--- BEGIN LISTING ---
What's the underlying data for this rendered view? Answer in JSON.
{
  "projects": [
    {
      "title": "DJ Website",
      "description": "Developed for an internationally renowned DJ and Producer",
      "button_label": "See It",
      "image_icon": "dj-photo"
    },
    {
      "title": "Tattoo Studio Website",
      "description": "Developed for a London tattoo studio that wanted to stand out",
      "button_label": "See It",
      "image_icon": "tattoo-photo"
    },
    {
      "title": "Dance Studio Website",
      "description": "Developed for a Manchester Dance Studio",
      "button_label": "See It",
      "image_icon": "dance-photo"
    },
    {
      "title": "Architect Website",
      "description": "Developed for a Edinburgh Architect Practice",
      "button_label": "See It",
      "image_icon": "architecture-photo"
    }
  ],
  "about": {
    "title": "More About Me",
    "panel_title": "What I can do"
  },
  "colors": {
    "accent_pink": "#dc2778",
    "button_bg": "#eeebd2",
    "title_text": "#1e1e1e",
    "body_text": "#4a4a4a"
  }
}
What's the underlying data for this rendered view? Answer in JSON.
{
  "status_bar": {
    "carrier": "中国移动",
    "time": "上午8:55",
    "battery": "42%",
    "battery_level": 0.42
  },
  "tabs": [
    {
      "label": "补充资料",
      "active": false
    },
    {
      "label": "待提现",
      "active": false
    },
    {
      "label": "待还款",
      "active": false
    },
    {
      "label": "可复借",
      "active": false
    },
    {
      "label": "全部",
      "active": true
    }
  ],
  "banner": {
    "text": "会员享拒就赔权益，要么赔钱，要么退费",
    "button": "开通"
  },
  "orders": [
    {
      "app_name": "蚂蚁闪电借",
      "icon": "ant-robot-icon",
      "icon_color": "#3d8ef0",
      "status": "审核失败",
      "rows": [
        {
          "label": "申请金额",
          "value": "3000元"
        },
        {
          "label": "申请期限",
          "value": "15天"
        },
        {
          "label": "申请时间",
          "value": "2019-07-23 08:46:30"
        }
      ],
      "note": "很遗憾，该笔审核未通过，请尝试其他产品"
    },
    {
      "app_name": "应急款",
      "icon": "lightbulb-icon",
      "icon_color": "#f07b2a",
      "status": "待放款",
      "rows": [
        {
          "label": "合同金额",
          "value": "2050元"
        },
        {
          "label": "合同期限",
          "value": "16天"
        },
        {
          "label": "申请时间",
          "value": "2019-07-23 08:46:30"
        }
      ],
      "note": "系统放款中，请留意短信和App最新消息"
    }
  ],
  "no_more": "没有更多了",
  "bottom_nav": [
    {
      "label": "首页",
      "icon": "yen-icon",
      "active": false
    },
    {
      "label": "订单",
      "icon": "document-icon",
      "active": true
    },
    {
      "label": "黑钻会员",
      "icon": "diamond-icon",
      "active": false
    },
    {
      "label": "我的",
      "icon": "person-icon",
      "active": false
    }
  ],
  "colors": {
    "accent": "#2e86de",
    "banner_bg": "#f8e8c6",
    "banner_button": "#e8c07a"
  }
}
--- END LISTING ---
> _PROBLEM TO SOLVE_
Return every line of the material exactly.

> _TASK RESULT_
What's the underlying data for this rendered view? Answer in JSON.
{
  "projects": [
    {
      "title": "DJ Website",
      "description": "Developed for an internationally renowned DJ and Producer",
      "button_label": "See It",
      "image_icon": "dj-photo"
    },
    {
      "title": "Tattoo Studio Website",
      "description": "Developed for a London tattoo studio that wanted to stand out",
      "button_label": "See It",
      "image_icon": "tattoo-photo"
    },
    {
      "title": "Dance Studio Website",
      "description": "Developed for a Manchester Dance Studio",
      "button_label": "See It",
      "image_icon": "dance-photo"
    },
    {
      "title": "Architect Website",
      "description": "Developed for a Edinburgh Architect Practice",
      "button_label": "See It",
      "image_icon": "architecture-photo"
    }
  ],
  "about": {
    "title": "More About Me",
    "panel_title": "What I can do"
  },
  "colors": {
    "accent_pink": "#dc2778",
    "button_bg": "#eeebd2",
    "title_text": "#1e1e1e",
    "body_text": "#4a4a4a"
  }
}
What's the underlying data for this rendered view? Answer in JSON.
{
  "status_bar": {
    "carrier": "中国移动",
    "time": "上午8:55",
    "battery": "42%",
    "battery_level": 0.42
  },
  "tabs": [
    {
      "label": "补充资料",
      "active": false
    },
    {
      "label": "待提现",
      "active": false
    },
    {
      "label": "待还款",
      "active": false
    },
    {
      "label": "可复借",
      "active": false
    },
    {
      "label": "全部",
      "active": true
    }
  ],
  "banner": {
    "text": "会员享拒就赔权益，要么赔钱，要么退费",
    "button": "开通"
  },
  "orders": [
    {
      "app_name": "蚂蚁闪电借",
      "icon": "ant-robot-icon",
      "icon_color": "#3d8ef0",
      "status": "审核失败",
      "rows": [
        {
          "label": "申请金额",
          "value": "3000元"
        },
        {
          "label": "申请期限",
          "value": "15天"
        },
        {
          "label": "申请时间",
          "value": "2019-07-23 08:46:30"
        }
      ],
      "note": "很遗憾，该笔审核未通过，请尝试其他产品"
    },
    {
      "app_name": "应急款",
      "icon": "lightbulb-icon",
      "icon_color": "#f07b2a",
      "status": "待放款",
      "rows": [
        {
          "label": "合同金额",
          "value": "2050元"
        },
        {
          "label": "合同期限",
          "value": "16天"
        },
        {
          "label": "申请时间",
          "value": "2019-07-23 08:46:30"
        }
      ],
      "note": "系统放款中，请留意短信和App最新消息"
    }
  ],
  "no_more": "没有更多了",
  "bottom_nav": [
    {
      "label": "首页",
      "icon": "yen-icon",
      "active": false
    },
    {
      "label": "订单",
      "icon": "document-icon",
      "active": true
    },
    {
      "label": "黑钻会员",
      "icon": "diamond-icon",
      "active": false
    },
    {
      "label": "我的",
      "icon": "person-icon",
      "active": false
    }
  ],
  "colors": {
    "accent": "#2e86de",
    "banner_bg": "#f8e8c6",
    "banner_button": "#e8c07a"
  }
}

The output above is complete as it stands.